Dataset content —
▼▼▼

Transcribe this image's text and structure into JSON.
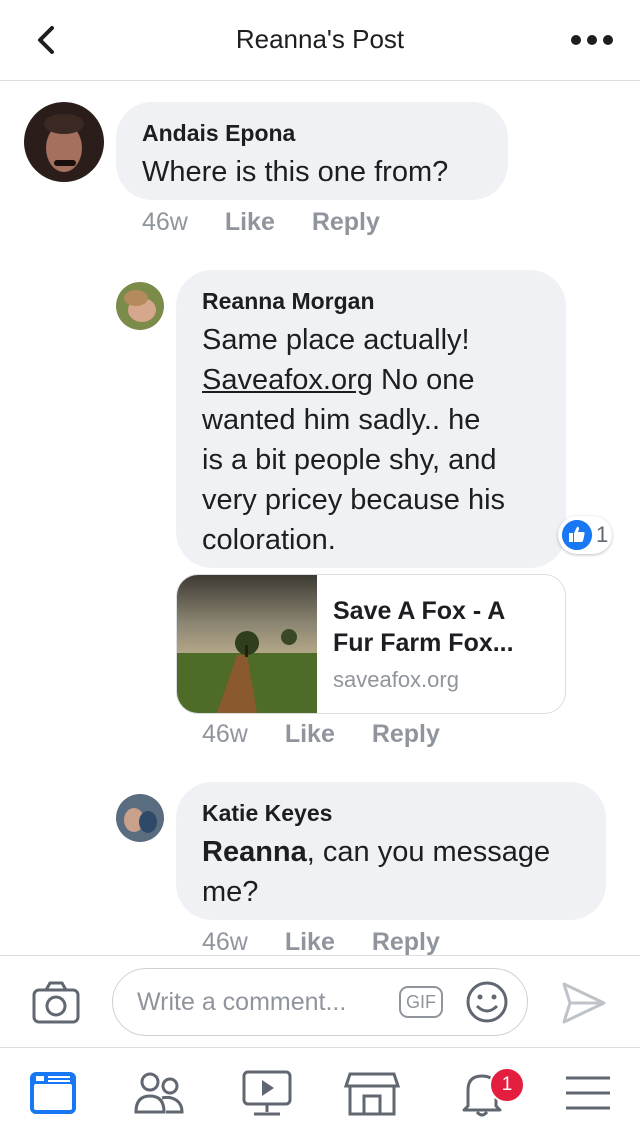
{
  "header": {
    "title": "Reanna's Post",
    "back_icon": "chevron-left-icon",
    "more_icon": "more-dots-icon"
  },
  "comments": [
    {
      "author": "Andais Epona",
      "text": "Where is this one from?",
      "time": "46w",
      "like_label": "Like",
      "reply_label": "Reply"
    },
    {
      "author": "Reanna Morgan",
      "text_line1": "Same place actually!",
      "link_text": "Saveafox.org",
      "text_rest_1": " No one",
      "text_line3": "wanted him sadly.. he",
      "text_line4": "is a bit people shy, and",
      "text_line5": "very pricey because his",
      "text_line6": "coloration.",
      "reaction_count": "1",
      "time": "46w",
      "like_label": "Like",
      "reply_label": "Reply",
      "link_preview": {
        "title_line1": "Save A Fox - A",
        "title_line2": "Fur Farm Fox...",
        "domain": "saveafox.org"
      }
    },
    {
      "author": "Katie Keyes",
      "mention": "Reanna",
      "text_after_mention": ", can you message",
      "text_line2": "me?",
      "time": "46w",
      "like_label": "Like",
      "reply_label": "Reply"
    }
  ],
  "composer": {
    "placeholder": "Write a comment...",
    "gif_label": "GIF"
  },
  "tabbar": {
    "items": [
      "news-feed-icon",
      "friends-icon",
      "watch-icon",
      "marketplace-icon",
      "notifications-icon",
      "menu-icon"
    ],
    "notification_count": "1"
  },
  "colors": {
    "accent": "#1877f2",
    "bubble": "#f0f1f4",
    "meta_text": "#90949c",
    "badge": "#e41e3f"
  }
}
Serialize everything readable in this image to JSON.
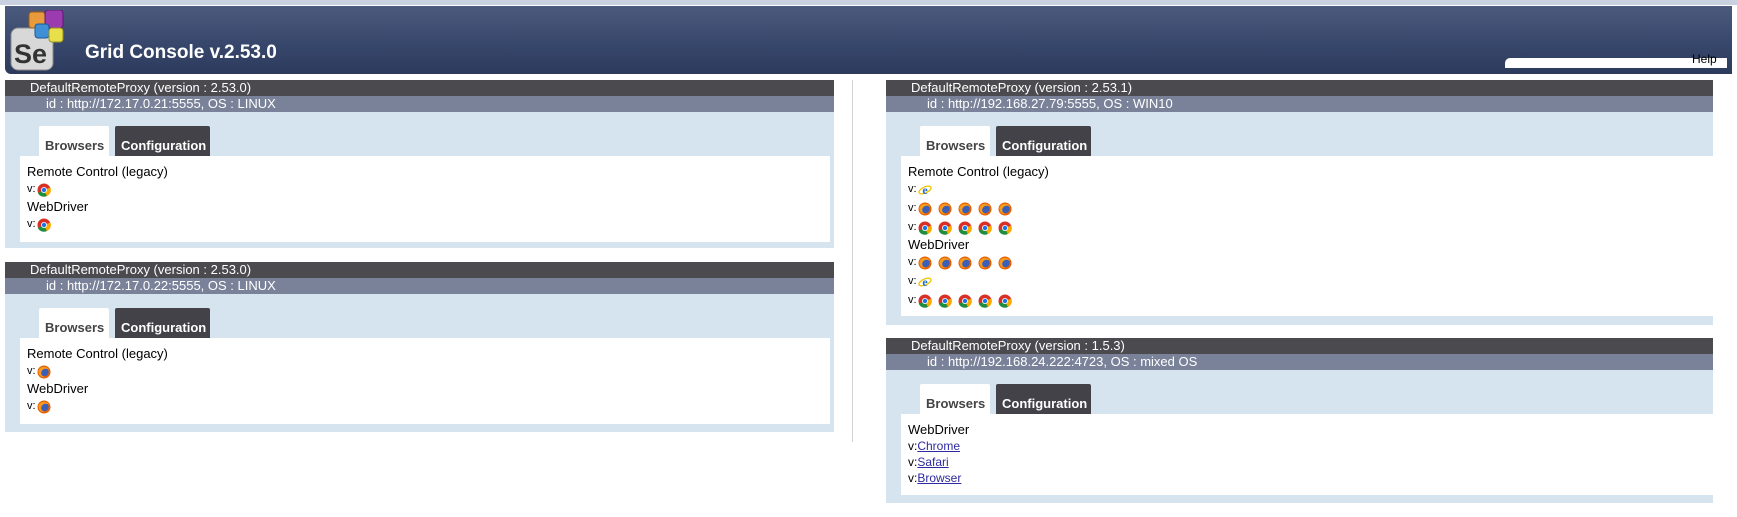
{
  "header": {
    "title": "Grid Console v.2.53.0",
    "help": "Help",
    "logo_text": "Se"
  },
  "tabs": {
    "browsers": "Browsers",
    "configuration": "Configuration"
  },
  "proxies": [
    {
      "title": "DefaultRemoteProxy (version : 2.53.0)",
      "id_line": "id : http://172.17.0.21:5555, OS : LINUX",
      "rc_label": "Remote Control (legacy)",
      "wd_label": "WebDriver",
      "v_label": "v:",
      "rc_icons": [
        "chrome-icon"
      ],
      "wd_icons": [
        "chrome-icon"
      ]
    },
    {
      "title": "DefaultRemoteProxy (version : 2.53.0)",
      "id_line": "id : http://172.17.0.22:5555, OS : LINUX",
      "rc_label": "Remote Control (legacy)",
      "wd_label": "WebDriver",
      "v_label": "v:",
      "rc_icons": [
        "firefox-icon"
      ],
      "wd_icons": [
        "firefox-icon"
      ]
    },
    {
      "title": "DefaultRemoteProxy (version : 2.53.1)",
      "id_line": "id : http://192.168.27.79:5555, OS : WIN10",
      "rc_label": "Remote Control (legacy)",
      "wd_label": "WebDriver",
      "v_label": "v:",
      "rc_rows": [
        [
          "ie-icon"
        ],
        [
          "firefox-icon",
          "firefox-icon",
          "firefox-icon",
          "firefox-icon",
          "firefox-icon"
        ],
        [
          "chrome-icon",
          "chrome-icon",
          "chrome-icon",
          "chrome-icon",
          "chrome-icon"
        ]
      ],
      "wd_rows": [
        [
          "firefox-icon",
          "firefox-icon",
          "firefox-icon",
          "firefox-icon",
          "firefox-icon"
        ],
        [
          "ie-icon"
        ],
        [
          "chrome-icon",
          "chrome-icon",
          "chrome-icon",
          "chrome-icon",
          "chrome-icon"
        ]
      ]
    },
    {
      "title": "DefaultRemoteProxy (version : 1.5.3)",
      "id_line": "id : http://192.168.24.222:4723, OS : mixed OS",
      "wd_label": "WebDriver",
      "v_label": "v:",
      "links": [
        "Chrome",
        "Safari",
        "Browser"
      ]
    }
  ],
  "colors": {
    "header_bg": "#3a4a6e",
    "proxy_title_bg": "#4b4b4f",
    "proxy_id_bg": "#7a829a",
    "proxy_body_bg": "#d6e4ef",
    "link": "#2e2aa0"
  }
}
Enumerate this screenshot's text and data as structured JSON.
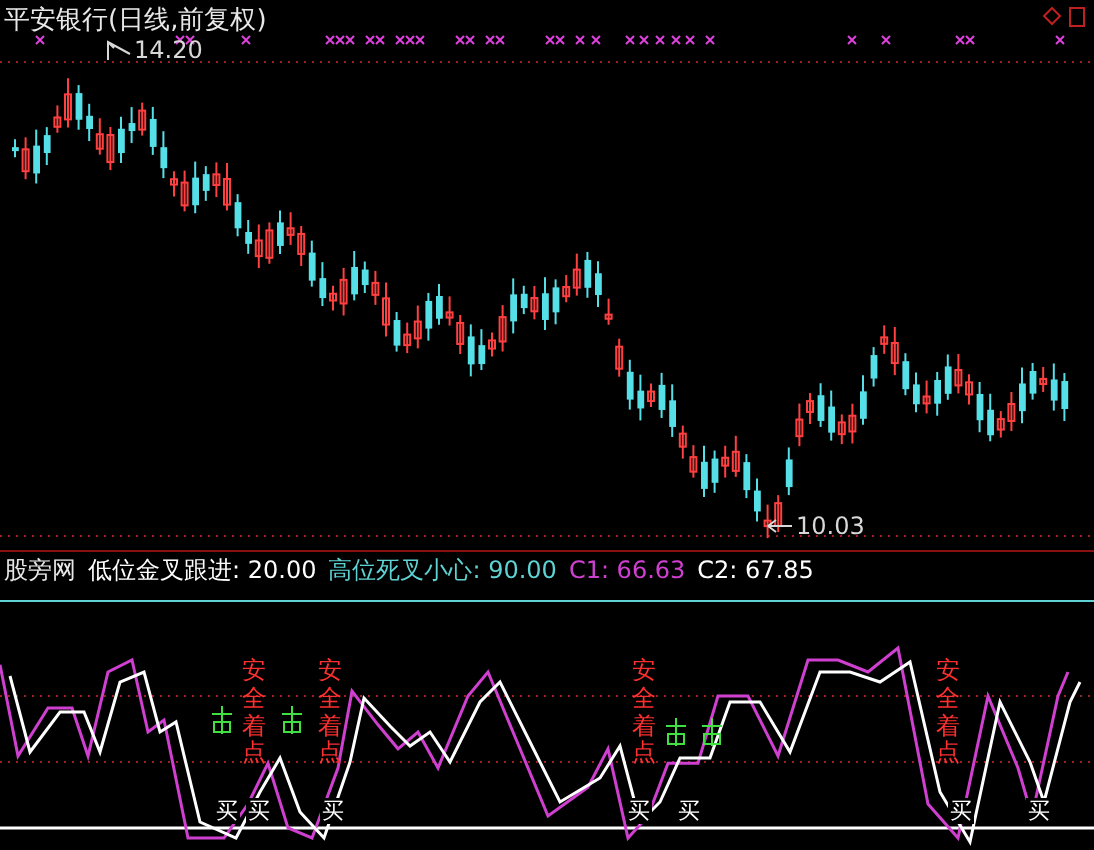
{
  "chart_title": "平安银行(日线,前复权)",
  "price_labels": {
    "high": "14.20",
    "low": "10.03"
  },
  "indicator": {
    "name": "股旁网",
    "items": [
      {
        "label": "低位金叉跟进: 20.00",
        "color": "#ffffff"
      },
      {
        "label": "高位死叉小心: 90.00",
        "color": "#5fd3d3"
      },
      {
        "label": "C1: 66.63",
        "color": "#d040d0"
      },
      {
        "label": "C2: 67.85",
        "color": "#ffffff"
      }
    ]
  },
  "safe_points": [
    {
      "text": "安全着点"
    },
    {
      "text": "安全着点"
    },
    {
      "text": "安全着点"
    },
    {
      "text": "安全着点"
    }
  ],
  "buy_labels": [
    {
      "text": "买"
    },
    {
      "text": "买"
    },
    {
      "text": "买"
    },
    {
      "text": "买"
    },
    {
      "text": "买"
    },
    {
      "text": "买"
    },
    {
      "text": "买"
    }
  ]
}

▲▲▲

Take the listing and print it again exactly, but without any pictures.

Transcribe this image's text and structure into JSON.
{
  "header": {
    "title": "Reanna's Post",
    "back_icon": "chevron-left-icon",
    "more_icon": "more-dots-icon"
  },
  "comments": [
    {
      "author": "Andais Epona",
      "text": "Where is this one from?",
      "time": "46w",
      "like_label": "Like",
      "reply_label": "Reply"
    },
    {
      "author": "Reanna Morgan",
      "text_line1": "Same place actually!",
      "link_text": "Saveafox.org",
      "text_rest_1": " No one",
      "text_line3": "wanted him sadly.. he",
      "text_line4": "is a bit people shy, and",
      "text_line5": "very pricey because his",
      "text_line6": "coloration.",
      "reaction_count": "1",
      "time": "46w",
      "like_label": "Like",
      "reply_label": "Reply",
      "link_preview": {
        "title_line1": "Save A Fox - A",
        "title_line2": "Fur Farm Fox...",
        "domain": "saveafox.org"
      }
    },
    {
      "author": "Katie Keyes",
      "mention": "Reanna",
      "text_after_mention": ", can you message",
      "text_line2": "me?",
      "time": "46w",
      "like_label": "Like",
      "reply_label": "Reply"
    }
  ],
  "composer": {
    "placeholder": "Write a comment...",
    "gif_label": "GIF"
  },
  "tabbar": {
    "items": [
      "news-feed-icon",
      "friends-icon",
      "watch-icon",
      "marketplace-icon",
      "notifications-icon",
      "menu-icon"
    ],
    "notification_count": "1"
  },
  "colors": {
    "accent": "#1877f2",
    "bubble": "#f0f1f4",
    "meta_text": "#90949c",
    "badge": "#e41e3f"
  }
}
Serialize everything readable in this image to JSON.
{
  "header": {
    "title": "Grid Console v.2.53.0",
    "help": "Help",
    "logo_text": "Se"
  },
  "tabs": {
    "browsers": "Browsers",
    "configuration": "Configuration"
  },
  "proxies": [
    {
      "title": "DefaultRemoteProxy (version : 2.53.0)",
      "id_line": "id : http://172.17.0.21:5555, OS : LINUX",
      "rc_label": "Remote Control (legacy)",
      "wd_label": "WebDriver",
      "v_label": "v:",
      "rc_icons": [
        "chrome-icon"
      ],
      "wd_icons": [
        "chrome-icon"
      ]
    },
    {
      "title": "DefaultRemoteProxy (version : 2.53.0)",
      "id_line": "id : http://172.17.0.22:5555, OS : LINUX",
      "rc_label": "Remote Control (legacy)",
      "wd_label": "WebDriver",
      "v_label": "v:",
      "rc_icons": [
        "firefox-icon"
      ],
      "wd_icons": [
        "firefox-icon"
      ]
    },
    {
      "title": "DefaultRemoteProxy (version : 2.53.1)",
      "id_line": "id : http://192.168.27.79:5555, OS : WIN10",
      "rc_label": "Remote Control (legacy)",
      "wd_label": "WebDriver",
      "v_label": "v:",
      "rc_rows": [
        [
          "ie-icon"
        ],
        [
          "firefox-icon",
          "firefox-icon",
          "firefox-icon",
          "firefox-icon",
          "firefox-icon"
        ],
        [
          "chrome-icon",
          "chrome-icon",
          "chrome-icon",
          "chrome-icon",
          "chrome-icon"
        ]
      ],
      "wd_rows": [
        [
          "firefox-icon",
          "firefox-icon",
          "firefox-icon",
          "firefox-icon",
          "firefox-icon"
        ],
        [
          "ie-icon"
        ],
        [
          "chrome-icon",
          "chrome-icon",
          "chrome-icon",
          "chrome-icon",
          "chrome-icon"
        ]
      ]
    },
    {
      "title": "DefaultRemoteProxy (version : 1.5.3)",
      "id_line": "id : http://192.168.24.222:4723, OS : mixed OS",
      "wd_label": "WebDriver",
      "v_label": "v:",
      "links": [
        "Chrome",
        "Safari",
        "Browser"
      ]
    }
  ],
  "colors": {
    "header_bg": "#3a4a6e",
    "proxy_title_bg": "#4b4b4f",
    "proxy_id_bg": "#7a829a",
    "proxy_body_bg": "#d6e4ef",
    "link": "#2e2aa0"
  }
}
Enumerate this screenshot's text and data as structured JSON.
{
  "chart_title": "平安银行(日线,前复权)",
  "price_labels": {
    "high": "14.20",
    "low": "10.03"
  },
  "indicator": {
    "name": "股旁网",
    "items": [
      {
        "label": "低位金叉跟进: 20.00",
        "color": "#ffffff"
      },
      {
        "label": "高位死叉小心: 90.00",
        "color": "#5fd3d3"
      },
      {
        "label": "C1: 66.63",
        "color": "#d040d0"
      },
      {
        "label": "C2: 67.85",
        "color": "#ffffff"
      }
    ]
  },
  "safe_points": [
    {
      "text": "安全着点"
    },
    {
      "text": "安全着点"
    },
    {
      "text": "安全着点"
    },
    {
      "text": "安全着点"
    }
  ],
  "buy_labels": [
    {
      "text": "买"
    },
    {
      "text": "买"
    },
    {
      "text": "买"
    },
    {
      "text": "买"
    },
    {
      "text": "买"
    },
    {
      "text": "买"
    },
    {
      "text": "买"
    }
  ]
}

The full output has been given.